STATED GOAL: Every entry below should be repeated exactly; the pictures should not.
# START OF DATA SUPPLIED
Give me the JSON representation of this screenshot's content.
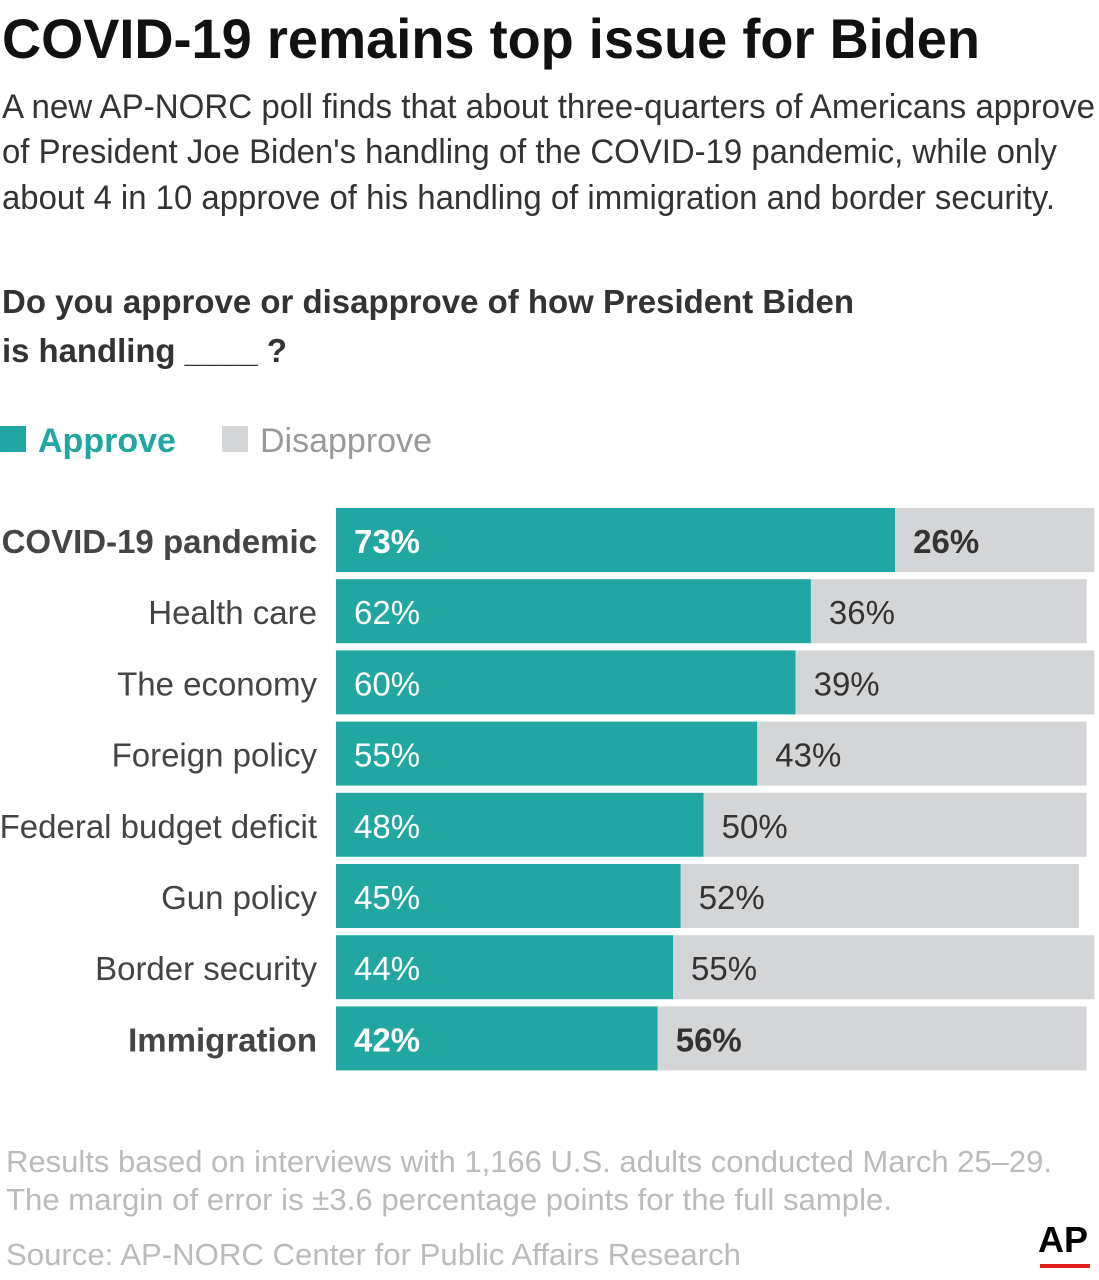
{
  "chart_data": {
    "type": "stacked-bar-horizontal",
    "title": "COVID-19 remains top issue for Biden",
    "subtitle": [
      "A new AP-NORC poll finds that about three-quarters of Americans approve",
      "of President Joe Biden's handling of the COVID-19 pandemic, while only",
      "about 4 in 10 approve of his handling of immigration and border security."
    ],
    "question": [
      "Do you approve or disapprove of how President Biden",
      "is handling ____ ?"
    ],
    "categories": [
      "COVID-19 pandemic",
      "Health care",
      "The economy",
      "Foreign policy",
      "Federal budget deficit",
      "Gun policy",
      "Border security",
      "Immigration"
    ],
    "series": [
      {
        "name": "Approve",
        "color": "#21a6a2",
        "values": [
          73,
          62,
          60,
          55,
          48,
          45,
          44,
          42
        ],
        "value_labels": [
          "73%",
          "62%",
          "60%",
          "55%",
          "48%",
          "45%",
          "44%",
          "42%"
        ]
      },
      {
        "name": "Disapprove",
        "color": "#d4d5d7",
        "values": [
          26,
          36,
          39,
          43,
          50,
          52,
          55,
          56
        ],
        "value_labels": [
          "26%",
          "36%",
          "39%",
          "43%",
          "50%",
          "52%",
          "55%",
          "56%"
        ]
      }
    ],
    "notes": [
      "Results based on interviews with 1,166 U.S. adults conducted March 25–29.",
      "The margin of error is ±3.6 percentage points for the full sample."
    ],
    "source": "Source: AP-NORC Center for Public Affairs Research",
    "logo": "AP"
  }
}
# END OF DATA SUPPLIED
WRITTEN ANSWER:
Give me the JSON representation of this screenshot's content.
{
  "chart_data": {
    "type": "stacked-bar-horizontal",
    "title": "COVID-19 remains top issue for Biden",
    "subtitle": [
      "A new AP-NORC poll finds that about three-quarters of Americans approve",
      "of President Joe Biden's handling of the COVID-19 pandemic, while only",
      "about 4 in 10 approve of his handling of immigration and border security."
    ],
    "question": [
      "Do you approve or disapprove of how President Biden",
      "is handling ____ ?"
    ],
    "categories": [
      "COVID-19 pandemic",
      "Health care",
      "The economy",
      "Foreign policy",
      "Federal budget deficit",
      "Gun policy",
      "Border security",
      "Immigration"
    ],
    "series": [
      {
        "name": "Approve",
        "color": "#21a6a2",
        "values": [
          73,
          62,
          60,
          55,
          48,
          45,
          44,
          42
        ],
        "value_labels": [
          "73%",
          "62%",
          "60%",
          "55%",
          "48%",
          "45%",
          "44%",
          "42%"
        ]
      },
      {
        "name": "Disapprove",
        "color": "#d4d5d7",
        "values": [
          26,
          36,
          39,
          43,
          50,
          52,
          55,
          56
        ],
        "value_labels": [
          "26%",
          "36%",
          "39%",
          "43%",
          "50%",
          "52%",
          "55%",
          "56%"
        ]
      }
    ],
    "notes": [
      "Results based on interviews with 1,166 U.S. adults conducted March 25–29.",
      "The margin of error is ±3.6 percentage points for the full sample."
    ],
    "source": "Source: AP-NORC Center for Public Affairs Research",
    "logo": "AP"
  }
}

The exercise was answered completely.